* [Stored records]
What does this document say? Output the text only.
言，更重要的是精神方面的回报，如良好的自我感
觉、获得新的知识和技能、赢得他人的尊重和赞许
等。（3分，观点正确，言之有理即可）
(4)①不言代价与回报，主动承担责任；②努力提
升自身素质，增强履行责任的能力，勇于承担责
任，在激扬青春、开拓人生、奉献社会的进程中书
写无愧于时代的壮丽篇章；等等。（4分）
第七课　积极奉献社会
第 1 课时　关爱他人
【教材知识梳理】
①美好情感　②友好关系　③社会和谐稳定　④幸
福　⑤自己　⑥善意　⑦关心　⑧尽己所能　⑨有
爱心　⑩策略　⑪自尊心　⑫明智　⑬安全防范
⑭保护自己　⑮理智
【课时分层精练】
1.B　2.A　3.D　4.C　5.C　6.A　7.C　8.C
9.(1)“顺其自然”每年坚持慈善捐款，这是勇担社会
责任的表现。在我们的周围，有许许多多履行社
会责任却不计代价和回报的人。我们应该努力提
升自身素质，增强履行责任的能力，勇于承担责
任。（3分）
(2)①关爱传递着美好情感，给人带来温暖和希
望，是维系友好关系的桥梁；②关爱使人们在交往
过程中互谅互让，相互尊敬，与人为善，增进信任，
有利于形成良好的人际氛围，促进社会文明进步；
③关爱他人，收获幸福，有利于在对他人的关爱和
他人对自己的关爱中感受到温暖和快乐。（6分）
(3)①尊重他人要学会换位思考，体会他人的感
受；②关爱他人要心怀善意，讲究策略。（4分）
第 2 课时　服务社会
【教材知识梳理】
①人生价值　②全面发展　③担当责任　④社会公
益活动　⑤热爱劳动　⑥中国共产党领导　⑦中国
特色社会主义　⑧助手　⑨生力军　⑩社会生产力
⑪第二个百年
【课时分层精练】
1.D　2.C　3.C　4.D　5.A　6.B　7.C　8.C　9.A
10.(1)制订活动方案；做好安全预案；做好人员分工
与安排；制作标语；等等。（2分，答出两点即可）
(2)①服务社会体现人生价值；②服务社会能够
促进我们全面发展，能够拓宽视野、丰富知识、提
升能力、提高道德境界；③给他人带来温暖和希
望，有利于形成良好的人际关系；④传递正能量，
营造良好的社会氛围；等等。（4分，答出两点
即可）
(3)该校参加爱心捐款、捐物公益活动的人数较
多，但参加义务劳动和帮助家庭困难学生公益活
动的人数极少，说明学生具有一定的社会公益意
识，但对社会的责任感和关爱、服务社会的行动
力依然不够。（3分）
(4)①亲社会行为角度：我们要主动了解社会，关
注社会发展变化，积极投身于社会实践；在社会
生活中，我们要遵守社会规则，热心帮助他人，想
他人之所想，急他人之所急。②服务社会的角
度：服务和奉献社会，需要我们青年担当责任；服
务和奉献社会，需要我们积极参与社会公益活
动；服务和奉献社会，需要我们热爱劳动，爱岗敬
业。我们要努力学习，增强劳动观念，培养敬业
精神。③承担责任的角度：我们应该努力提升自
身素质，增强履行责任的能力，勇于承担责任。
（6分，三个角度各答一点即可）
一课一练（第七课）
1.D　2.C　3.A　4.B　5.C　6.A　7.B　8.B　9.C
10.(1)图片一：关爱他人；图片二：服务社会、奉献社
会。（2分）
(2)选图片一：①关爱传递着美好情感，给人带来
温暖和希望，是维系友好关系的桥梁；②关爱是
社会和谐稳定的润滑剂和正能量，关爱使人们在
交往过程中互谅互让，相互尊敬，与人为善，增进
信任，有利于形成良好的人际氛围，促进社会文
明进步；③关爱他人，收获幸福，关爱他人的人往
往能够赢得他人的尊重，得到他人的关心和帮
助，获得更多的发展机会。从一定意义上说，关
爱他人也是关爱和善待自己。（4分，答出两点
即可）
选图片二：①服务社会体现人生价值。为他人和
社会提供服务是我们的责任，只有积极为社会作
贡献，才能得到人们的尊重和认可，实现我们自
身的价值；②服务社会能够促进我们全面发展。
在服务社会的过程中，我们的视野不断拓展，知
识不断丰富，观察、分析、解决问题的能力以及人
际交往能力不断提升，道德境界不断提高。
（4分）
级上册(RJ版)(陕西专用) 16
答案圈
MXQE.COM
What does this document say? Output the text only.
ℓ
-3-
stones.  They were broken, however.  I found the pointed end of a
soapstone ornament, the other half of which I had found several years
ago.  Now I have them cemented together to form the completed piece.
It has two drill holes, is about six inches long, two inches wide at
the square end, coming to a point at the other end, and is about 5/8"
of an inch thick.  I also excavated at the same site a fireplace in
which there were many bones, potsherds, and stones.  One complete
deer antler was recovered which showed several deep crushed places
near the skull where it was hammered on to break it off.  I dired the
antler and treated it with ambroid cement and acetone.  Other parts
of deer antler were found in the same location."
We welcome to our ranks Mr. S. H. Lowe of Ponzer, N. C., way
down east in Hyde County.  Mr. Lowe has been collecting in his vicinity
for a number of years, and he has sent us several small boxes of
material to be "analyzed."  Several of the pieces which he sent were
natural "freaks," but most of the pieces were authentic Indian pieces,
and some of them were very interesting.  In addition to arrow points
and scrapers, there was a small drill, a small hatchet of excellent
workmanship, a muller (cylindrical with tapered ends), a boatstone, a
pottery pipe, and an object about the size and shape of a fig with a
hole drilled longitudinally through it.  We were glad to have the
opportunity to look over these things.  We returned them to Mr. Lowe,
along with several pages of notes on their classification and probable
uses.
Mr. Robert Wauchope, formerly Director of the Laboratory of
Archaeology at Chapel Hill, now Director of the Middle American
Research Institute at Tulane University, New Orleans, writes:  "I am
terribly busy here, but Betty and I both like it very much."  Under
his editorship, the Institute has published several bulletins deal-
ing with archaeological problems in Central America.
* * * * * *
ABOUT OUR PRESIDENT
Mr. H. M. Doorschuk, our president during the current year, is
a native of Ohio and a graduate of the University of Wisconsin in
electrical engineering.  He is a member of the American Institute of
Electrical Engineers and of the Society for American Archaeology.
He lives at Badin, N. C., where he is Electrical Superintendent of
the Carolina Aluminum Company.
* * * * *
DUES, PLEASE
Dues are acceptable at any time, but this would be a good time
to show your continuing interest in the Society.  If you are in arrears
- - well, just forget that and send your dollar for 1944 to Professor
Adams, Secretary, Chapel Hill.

* [Exercise instructions]
Pull every line containing "①服务社会体现人生价值" from the data.

* [Solution for this problem]
(2)①服务社会体现人生价值；②服务社会能够
选图片二：①服务社会体现人生价值。为他人和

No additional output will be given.